_THE REQUEST_
Copy each line where the word "quam" occurs.

## BEGIN

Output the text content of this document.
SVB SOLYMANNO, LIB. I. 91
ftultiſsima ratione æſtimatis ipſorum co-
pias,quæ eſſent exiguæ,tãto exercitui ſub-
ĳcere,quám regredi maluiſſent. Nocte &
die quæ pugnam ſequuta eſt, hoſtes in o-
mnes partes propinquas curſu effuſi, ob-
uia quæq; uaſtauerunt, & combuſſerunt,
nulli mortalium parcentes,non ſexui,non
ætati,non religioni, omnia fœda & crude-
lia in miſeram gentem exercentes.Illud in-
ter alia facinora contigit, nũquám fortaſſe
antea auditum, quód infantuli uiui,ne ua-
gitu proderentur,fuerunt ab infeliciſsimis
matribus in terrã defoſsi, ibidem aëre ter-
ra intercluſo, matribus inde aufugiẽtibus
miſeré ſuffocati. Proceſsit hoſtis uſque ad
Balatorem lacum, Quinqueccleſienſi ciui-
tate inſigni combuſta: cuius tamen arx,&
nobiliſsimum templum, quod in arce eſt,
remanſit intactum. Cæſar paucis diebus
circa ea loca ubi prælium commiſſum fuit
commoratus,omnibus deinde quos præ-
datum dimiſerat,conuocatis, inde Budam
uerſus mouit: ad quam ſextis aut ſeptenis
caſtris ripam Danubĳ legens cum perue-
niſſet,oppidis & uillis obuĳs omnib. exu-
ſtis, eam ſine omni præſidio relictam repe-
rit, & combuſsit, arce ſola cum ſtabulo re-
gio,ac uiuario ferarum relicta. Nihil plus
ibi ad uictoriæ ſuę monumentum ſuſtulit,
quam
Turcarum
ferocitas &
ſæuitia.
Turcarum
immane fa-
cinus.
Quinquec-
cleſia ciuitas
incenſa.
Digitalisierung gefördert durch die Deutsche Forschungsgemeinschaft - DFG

## END

_FINISHED TASK_
uerſus mouit: ad quam ſextis aut ſeptenis
quam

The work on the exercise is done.